◆ Given exercise ◆
Isolate every line in the records below with "Rate" in it.

[Dataset rows about figures]
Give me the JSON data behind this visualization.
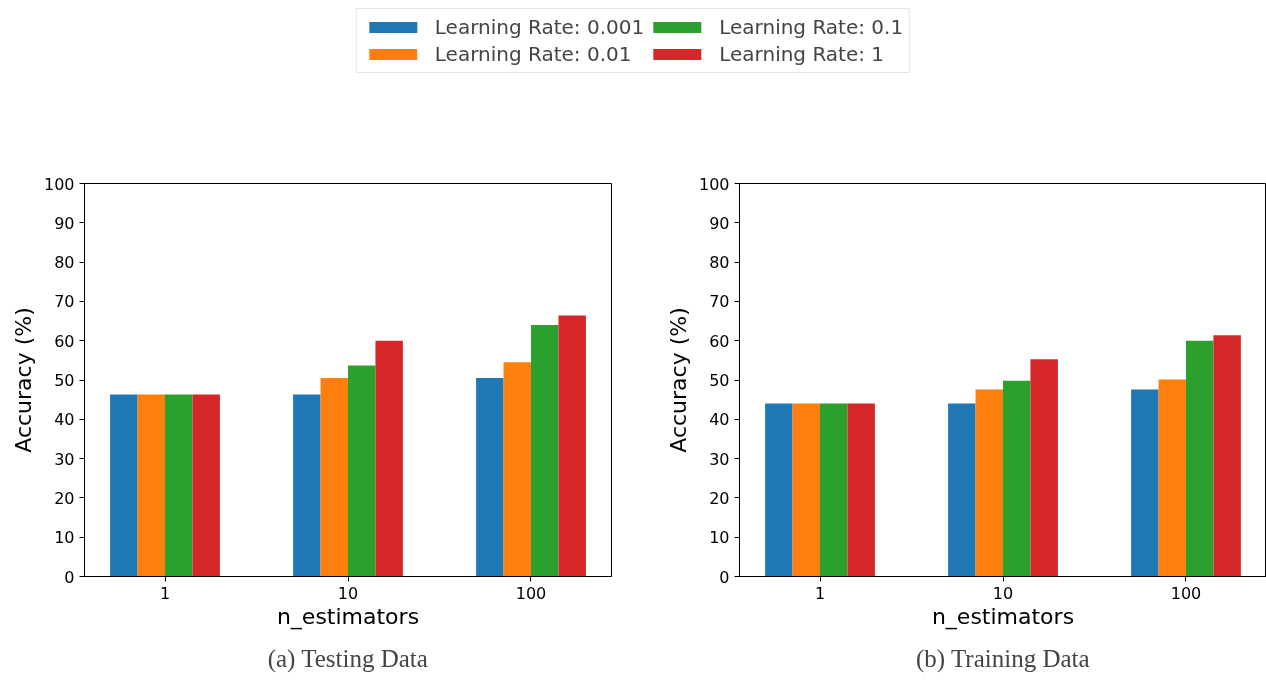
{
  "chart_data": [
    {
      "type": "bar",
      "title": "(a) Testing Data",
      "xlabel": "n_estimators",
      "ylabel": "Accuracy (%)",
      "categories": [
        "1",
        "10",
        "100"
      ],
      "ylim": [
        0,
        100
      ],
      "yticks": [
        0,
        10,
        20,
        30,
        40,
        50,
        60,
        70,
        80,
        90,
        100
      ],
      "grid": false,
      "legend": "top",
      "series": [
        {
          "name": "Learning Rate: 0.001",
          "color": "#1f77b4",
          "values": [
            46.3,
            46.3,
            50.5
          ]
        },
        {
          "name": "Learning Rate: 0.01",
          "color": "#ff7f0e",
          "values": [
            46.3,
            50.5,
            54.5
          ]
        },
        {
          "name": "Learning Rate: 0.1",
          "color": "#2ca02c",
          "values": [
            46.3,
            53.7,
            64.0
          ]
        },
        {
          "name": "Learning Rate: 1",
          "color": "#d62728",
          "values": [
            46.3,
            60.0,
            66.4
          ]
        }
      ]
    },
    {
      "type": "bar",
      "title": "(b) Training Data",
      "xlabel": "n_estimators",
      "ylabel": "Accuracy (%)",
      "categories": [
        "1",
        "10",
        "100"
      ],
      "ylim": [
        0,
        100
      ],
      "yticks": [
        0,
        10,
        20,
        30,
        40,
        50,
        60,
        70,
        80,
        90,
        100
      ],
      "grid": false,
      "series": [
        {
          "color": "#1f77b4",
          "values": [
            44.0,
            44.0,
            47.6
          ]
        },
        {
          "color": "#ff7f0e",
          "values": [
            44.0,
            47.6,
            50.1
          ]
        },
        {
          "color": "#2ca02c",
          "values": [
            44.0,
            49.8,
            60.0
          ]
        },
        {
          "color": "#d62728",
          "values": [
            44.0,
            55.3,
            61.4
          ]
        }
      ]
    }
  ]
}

...

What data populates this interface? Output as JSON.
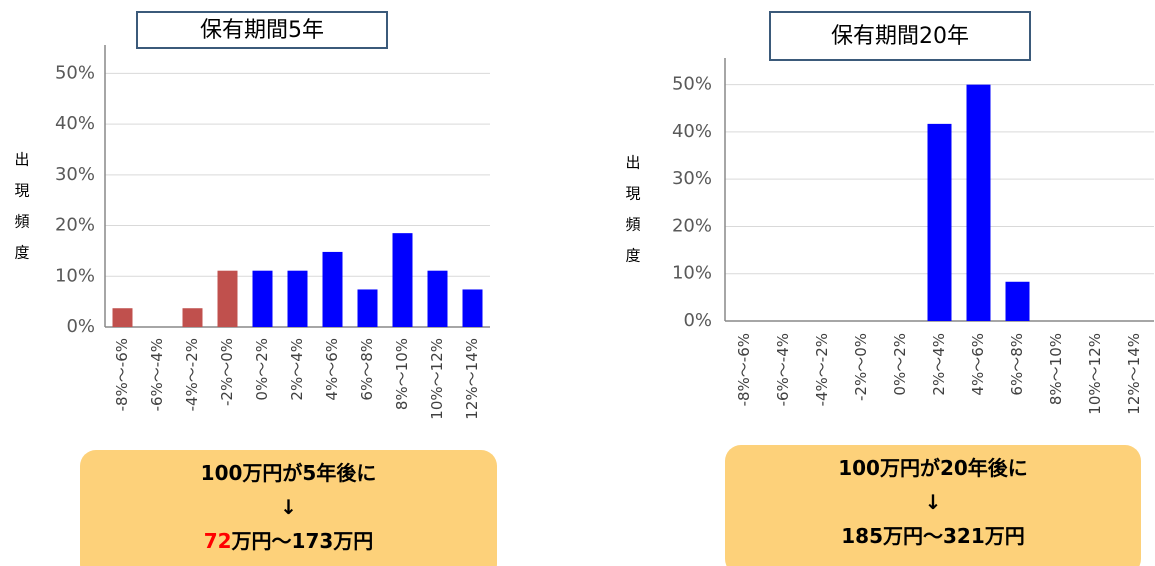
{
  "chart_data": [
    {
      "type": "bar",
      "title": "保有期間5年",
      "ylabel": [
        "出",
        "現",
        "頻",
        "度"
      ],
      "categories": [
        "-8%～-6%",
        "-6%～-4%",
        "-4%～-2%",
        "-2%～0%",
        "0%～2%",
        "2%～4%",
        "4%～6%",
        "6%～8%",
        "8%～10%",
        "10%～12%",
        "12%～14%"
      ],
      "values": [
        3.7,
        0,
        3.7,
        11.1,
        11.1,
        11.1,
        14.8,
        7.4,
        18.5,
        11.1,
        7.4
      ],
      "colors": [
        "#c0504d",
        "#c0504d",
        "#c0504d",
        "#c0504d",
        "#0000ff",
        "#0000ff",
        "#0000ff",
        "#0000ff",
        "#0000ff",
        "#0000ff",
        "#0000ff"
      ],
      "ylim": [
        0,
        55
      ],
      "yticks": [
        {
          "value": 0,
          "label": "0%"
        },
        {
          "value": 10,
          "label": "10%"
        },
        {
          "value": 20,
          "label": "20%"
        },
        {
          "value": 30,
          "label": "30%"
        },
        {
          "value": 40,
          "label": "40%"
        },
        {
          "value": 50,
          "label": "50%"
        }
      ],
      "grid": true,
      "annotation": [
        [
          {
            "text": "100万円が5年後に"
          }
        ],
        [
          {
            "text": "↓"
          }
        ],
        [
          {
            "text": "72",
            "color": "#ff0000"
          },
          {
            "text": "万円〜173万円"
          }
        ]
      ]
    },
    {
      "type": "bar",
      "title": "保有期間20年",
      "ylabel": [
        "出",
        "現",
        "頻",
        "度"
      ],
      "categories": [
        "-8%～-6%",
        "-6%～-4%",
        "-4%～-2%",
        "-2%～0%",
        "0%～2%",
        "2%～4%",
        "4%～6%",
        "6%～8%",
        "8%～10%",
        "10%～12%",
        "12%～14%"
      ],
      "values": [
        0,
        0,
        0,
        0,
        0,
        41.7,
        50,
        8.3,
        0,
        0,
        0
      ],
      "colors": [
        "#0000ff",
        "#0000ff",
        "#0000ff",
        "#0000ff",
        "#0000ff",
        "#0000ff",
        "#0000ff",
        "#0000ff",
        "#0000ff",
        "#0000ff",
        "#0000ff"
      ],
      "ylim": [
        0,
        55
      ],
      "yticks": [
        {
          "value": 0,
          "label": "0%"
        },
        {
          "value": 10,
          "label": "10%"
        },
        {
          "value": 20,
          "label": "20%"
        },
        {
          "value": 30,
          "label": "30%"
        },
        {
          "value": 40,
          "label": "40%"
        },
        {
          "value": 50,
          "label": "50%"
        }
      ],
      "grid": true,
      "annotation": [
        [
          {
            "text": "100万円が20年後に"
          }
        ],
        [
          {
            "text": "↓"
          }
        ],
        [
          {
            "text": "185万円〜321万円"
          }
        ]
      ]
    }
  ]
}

* * *

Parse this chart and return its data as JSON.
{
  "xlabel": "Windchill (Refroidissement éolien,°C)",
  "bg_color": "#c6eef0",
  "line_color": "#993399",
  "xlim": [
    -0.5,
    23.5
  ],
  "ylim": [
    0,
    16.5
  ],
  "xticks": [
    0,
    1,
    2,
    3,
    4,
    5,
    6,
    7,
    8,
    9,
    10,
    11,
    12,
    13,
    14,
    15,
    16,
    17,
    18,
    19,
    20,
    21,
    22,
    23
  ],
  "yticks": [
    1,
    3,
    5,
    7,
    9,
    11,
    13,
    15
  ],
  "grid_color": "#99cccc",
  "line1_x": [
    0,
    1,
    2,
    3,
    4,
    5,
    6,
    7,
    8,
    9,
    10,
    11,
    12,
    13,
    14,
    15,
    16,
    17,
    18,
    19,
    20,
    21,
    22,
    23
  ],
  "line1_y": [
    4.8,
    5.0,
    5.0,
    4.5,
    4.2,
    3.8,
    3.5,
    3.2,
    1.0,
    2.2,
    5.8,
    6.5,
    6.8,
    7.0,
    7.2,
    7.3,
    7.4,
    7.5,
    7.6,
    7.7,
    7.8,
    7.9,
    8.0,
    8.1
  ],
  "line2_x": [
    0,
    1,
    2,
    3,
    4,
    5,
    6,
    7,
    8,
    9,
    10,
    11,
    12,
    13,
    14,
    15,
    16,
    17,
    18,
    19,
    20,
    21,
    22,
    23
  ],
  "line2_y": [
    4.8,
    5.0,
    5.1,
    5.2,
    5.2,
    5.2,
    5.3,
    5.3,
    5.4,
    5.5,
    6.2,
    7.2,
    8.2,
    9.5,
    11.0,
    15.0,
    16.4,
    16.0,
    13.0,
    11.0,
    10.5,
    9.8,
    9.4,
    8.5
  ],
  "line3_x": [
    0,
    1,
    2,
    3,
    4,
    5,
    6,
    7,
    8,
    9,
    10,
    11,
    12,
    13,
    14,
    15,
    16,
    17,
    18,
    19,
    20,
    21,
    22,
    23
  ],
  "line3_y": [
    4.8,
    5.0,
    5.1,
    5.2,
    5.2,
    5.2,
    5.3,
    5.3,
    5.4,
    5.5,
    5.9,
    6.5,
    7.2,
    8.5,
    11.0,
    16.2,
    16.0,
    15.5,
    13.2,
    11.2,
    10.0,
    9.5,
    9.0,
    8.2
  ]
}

◆ Written answer ◆
          "name": "Learning Rate: 0.001",
          "name": "Learning Rate: 0.01",
          "name": "Learning Rate: 0.1",
          "name": "Learning Rate: 1",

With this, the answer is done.